Task to carry out
Write every record out again exactly, and keep images out of it.

Supplied material

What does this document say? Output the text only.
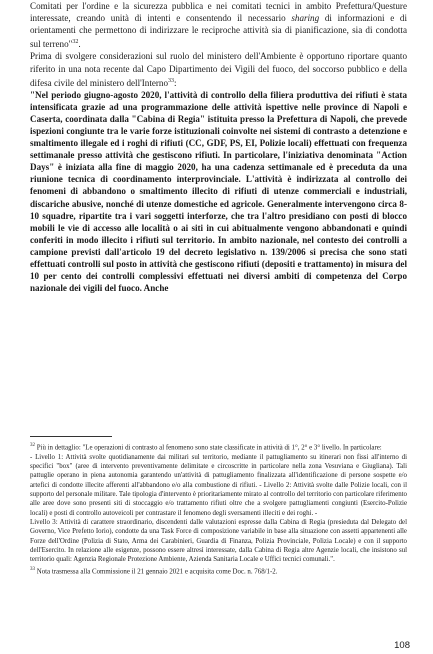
Comitati per l'ordine e la sicurezza pubblica e nei comitati tecnici in ambito Prefettura/Questure interessate, creando unità di intenti e consentendo il necessario sharing di informazioni e di orientamenti che permettono di indirizzare le reciproche attività sia di pianificazione, sia di condotta sul terreno"$^{32}$.

Prima di svolgere considerazioni sul ruolo del ministero dell'Ambiente è opportuno riportare quanto riferito in una nota recente dal Capo Dipartimento dei Vigili del fuoco, del soccorso pubblico e della difesa civile del ministero dell'Interno$^{33}$:

"Nel periodo giugno-agosto 2020, l'attività di controllo della filiera produttiva dei rifiuti è stata intensificata grazie ad una programmazione delle attività ispettive nelle province di Napoli e Caserta, coordinata dalla "Cabina di Regia" istituita presso la Prefettura di Napoli, che prevede ispezioni congiunte tra le varie forze istituzionali coinvolte nei sistemi di contrasto a detenzione e smaltimento illegale ed i roghi di rifiuti (CC, GDF, PS, EI, Polizie locali) effettuati con frequenza settimanale presso attività che gestiscono rifiuti. In particolare, l'iniziativa denominata "Action Days" è iniziata alla fine di maggio 2020, ha una cadenza settimanale ed è preceduta da una riunione tecnica di coordinamento interprovinciale. L'attività è indirizzata al controllo dei fenomeni di abbandono o smaltimento illecito di rifiuti di utenze commerciali e industriali, discariche abusive, nonché di utenze domestiche ed agricole. Generalmente intervengono circa 8-10 squadre, ripartite tra i vari soggetti interforze, che tra l'altro presidiano con posti di blocco mobili le vie di accesso alle località o ai siti in cui abitualmente vengono abbandonati e quindi conferiti in modo illecito i rifiuti sul territorio. In ambito nazionale, nel contesto dei controlli a campione previsti dall'articolo 19 del decreto legislativo n. 139/2006 si precisa che sono stati effettuati controlli sul posto in attività che gestiscono rifiuti (depositi e trattamento) in misura del 10 per cento dei controlli complessivi effettuati nei diversi ambiti di competenza del Corpo nazionale dei vigili del fuoco. Anche

$^{32}$ Più in dettaglio: "Le operazioni di contrasto al fenomeno sono state classificate in attività di 1°, 2° e 3° livello. In particolare:

- Livello 1: Attività svolte quotidianamente dai militari sul territorio, mediante il pattugliamento su itinerari non fissi all'interno di specifici "box" (aree di intervento preventivamente delimitate e circoscritte in particolare nella zona Vesuviana e Giugliana). Tali pattuglie operano in piena autonomia garantendo un'attività di pattugliamento finalizzata all'identificazione di persone sospette e/o artefici di condotte illecite afferenti all'abbandono e/o alla combustione di rifiuti. - Livello 2: Attività svolte dalle Polizie locali, con il supporto del personale militare. Tale tipologia d'intervento è prioritariamente mirato al controllo del territorio con particolare riferimento alle aree dove sono presenti siti di stoccaggio e/o trattamento rifiuti oltre che a svolgere pattugliamenti congiunti (Esercito-Polizie locali) e posti di controllo autoveicoli per contrastare il fenomeno degli sversamenti illeciti e dei roghi. -

Livello 3: Attività di carattere straordinario, discendenti dalle valutazioni espresse dalla Cabina di Regia (presieduta dal Delegato del Governo, Vice Prefetto Iorio), condotte da una Task Force di composizione variabile in base alla situazione con assetti appartenenti alle Forze dell'Ordine (Polizia di Stato, Arma dei Carabinieri, Guardia di Finanza, Polizia Provinciale, Polizia Locale) e con il supporto dell'Esercito. In relazione alle esigenze, possono essere altresì interessate, dalla Cabina di Regia altre Agenzie locali, che insistono sul territorio quali: Agenzia Regionale Protezione Ambiente, Azienda Sanitaria Locale e Uffici tecnici comunali.".

$^{33}$ Nota trasmessa alla Commissione il 21 gennaio 2021 e acquisita come Doc. n. 768/1-2.

108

Finished task
What does this document say? Output the text only.
Comitati per l'ordine e la sicurezza pubblica e nei comitati tecnici in ambito Prefettura/Questure interessate, creando unità di intenti e consentendo il necessario sharing di informazioni e di orientamenti che permettono di indirizzare le reciproche attività sia di pianificazione, sia di condotta sul terreno"$^{32}$.

Prima di svolgere considerazioni sul ruolo del ministero dell'Ambiente è opportuno riportare quanto riferito in una nota recente dal Capo Dipartimento dei Vigili del fuoco, del soccorso pubblico e della difesa civile del ministero dell'Interno$^{33}$:

"Nel periodo giugno-agosto 2020, l'attività di controllo della filiera produttiva dei rifiuti è stata intensificata grazie ad una programmazione delle attività ispettive nelle province di Napoli e Caserta, coordinata dalla "Cabina di Regia" istituita presso la Prefettura di Napoli, che prevede ispezioni congiunte tra le varie forze istituzionali coinvolte nei sistemi di contrasto a detenzione e smaltimento illegale ed i roghi di rifiuti (CC, GDF, PS, EI, Polizie locali) effettuati con frequenza settimanale presso attività che gestiscono rifiuti. In particolare, l'iniziativa denominata "Action Days" è iniziata alla fine di maggio 2020, ha una cadenza settimanale ed è preceduta da una riunione tecnica di coordinamento interprovinciale. L'attività è indirizzata al controllo dei fenomeni di abbandono o smaltimento illecito di rifiuti di utenze commerciali e industriali, discariche abusive, nonché di utenze domestiche ed agricole. Generalmente intervengono circa 8-10 squadre, ripartite tra i vari soggetti interforze, che tra l'altro presidiano con posti di blocco mobili le vie di accesso alle località o ai siti in cui abitualmente vengono abbandonati e quindi conferiti in modo illecito i rifiuti sul territorio. In ambito nazionale, nel contesto dei controlli a campione previsti dall'articolo 19 del decreto legislativo n. 139/2006 si precisa che sono stati effettuati controlli sul posto in attività che gestiscono rifiuti (depositi e trattamento) in misura del 10 per cento dei controlli complessivi effettuati nei diversi ambiti di competenza del Corpo nazionale dei vigili del fuoco. Anche

$^{32}$ Più in dettaglio: "Le operazioni di contrasto al fenomeno sono state classificate in attività di 1°, 2° e 3° livello. In particolare:

- Livello 1: Attività svolte quotidianamente dai militari sul territorio, mediante il pattugliamento su itinerari non fissi all'interno di specifici "box" (aree di intervento preventivamente delimitate e circoscritte in particolare nella zona Vesuviana e Giugliana). Tali pattuglie operano in piena autonomia garantendo un'attività di pattugliamento finalizzata all'identificazione di persone sospette e/o artefici di condotte illecite afferenti all'abbandono e/o alla combustione di rifiuti. - Livello 2: Attività svolte dalle Polizie locali, con il supporto del personale militare. Tale tipologia d'intervento è prioritariamente mirato al controllo del territorio con particolare riferimento alle aree dove sono presenti siti di stoccaggio e/o trattamento rifiuti oltre che a svolgere pattugliamenti congiunti (Esercito-Polizie locali) e posti di controllo autoveicoli per contrastare il fenomeno degli sversamenti illeciti e dei roghi. -

Livello 3: Attività di carattere straordinario, discendenti dalle valutazioni espresse dalla Cabina di Regia (presieduta dal Delegato del Governo, Vice Prefetto Iorio), condotte da una Task Force di composizione variabile in base alla situazione con assetti appartenenti alle Forze dell'Ordine (Polizia di Stato, Arma dei Carabinieri, Guardia di Finanza, Polizia Provinciale, Polizia Locale) e con il supporto dell'Esercito. In relazione alle esigenze, possono essere altresì interessate, dalla Cabina di Regia altre Agenzie locali, che insistono sul territorio quali: Agenzia Regionale Protezione Ambiente, Azienda Sanitaria Locale e Uffici tecnici comunali.".

$^{33}$ Nota trasmessa alla Commissione il 21 gennaio 2021 e acquisita come Doc. n. 768/1-2.

108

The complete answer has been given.